§ TASK INSTRUCTIONS
Provide the records once more, identical to the original.

[Stored items]

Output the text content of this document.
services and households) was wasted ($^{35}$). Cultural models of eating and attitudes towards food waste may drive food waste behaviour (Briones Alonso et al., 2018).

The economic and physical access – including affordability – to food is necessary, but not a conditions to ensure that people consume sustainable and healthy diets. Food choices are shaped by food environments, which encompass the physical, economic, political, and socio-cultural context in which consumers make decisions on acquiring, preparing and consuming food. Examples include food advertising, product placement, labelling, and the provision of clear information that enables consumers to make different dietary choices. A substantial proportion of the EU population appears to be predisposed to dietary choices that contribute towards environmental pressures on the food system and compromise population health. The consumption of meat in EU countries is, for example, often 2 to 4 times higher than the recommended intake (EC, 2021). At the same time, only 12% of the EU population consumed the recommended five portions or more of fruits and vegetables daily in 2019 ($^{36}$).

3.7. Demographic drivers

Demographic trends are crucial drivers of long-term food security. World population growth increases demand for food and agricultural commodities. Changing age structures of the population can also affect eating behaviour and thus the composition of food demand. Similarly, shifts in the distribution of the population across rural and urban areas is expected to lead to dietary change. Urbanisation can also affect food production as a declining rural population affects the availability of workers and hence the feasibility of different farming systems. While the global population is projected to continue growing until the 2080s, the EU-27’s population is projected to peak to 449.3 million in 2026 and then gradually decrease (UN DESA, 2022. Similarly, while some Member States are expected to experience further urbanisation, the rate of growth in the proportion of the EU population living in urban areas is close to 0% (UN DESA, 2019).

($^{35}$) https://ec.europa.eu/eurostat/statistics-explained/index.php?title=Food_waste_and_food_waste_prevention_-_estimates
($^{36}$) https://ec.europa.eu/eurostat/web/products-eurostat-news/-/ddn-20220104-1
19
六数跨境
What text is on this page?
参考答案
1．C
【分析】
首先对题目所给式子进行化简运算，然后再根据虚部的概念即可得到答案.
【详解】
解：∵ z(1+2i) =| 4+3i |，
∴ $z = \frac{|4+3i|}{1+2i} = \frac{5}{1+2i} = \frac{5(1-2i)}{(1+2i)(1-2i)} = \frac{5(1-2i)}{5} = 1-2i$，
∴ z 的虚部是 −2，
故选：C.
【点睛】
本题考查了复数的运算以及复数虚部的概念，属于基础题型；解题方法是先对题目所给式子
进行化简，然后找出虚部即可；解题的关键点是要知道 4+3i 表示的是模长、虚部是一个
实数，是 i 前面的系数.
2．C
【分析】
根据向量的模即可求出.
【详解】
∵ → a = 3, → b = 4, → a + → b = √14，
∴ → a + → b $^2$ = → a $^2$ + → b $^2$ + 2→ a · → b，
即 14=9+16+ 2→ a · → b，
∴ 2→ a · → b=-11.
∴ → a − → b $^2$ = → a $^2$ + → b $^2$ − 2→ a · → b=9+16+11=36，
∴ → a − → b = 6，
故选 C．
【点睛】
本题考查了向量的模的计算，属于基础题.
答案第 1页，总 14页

§ TASK RESPONSE
Output the text content of this document.
services and households) was wasted ($^{35}$). Cultural models of eating and attitudes towards food waste may drive food waste behaviour (Briones Alonso et al., 2018).

The economic and physical access – including affordability – to food is necessary, but not a conditions to ensure that people consume sustainable and healthy diets. Food choices are shaped by food environments, which encompass the physical, economic, political, and socio-cultural context in which consumers make decisions on acquiring, preparing and consuming food. Examples include food advertising, product placement, labelling, and the provision of clear information that enables consumers to make different dietary choices. A substantial proportion of the EU population appears to be predisposed to dietary choices that contribute towards environmental pressures on the food system and compromise population health. The consumption of meat in EU countries is, for example, often 2 to 4 times higher than the recommended intake (EC, 2021). At the same time, only 12% of the EU population consumed the recommended five portions or more of fruits and vegetables daily in 2019 ($^{36}$).

3.7. Demographic drivers

Demographic trends are crucial drivers of long-term food security. World population growth increases demand for food and agricultural commodities. Changing age structures of the population can also affect eating behaviour and thus the composition of food demand. Similarly, shifts in the distribution of the population across rural and urban areas is expected to lead to dietary change. Urbanisation can also affect food production as a declining rural population affects the availability of workers and hence the feasibility of different farming systems. While the global population is projected to continue growing until the 2080s, the EU-27’s population is projected to peak to 449.3 million in 2026 and then gradually decrease (UN DESA, 2022. Similarly, while some Member States are expected to experience further urbanisation, the rate of growth in the proportion of the EU population living in urban areas is close to 0% (UN DESA, 2019).

($^{35}$) https://ec.europa.eu/eurostat/statistics-explained/index.php?title=Food_waste_and_food_waste_prevention_-_estimates
($^{36}$) https://ec.europa.eu/eurostat/web/products-eurostat-news/-/ddn-20220104-1
19
六数跨境
What text is on this page?
参考答案
1．C
【分析】
首先对题目所给式子进行化简运算，然后再根据虚部的概念即可得到答案.
【详解】
解：∵ z(1+2i) =| 4+3i |，
∴ $z = \frac{|4+3i|}{1+2i} = \frac{5}{1+2i} = \frac{5(1-2i)}{(1+2i)(1-2i)} = \frac{5(1-2i)}{5} = 1-2i$，
∴ z 的虚部是 −2，
故选：C.
【点睛】
本题考查了复数的运算以及复数虚部的概念，属于基础题型；解题方法是先对题目所给式子
进行化简，然后找出虚部即可；解题的关键点是要知道 4+3i 表示的是模长、虚部是一个
实数，是 i 前面的系数.
2．C
【分析】
根据向量的模即可求出.
【详解】
∵ → a = 3, → b = 4, → a + → b = √14，
∴ → a + → b $^2$ = → a $^2$ + → b $^2$ + 2→ a · → b，
即 14=9+16+ 2→ a · → b，
∴ 2→ a · → b=-11.
∴ → a − → b $^2$ = → a $^2$ + → b $^2$ − 2→ a · → b=9+16+11=36，
∴ → a − → b = 6，
故选 C．
【点睛】
本题考查了向量的模的计算，属于基础题.
答案第 1页，总 14页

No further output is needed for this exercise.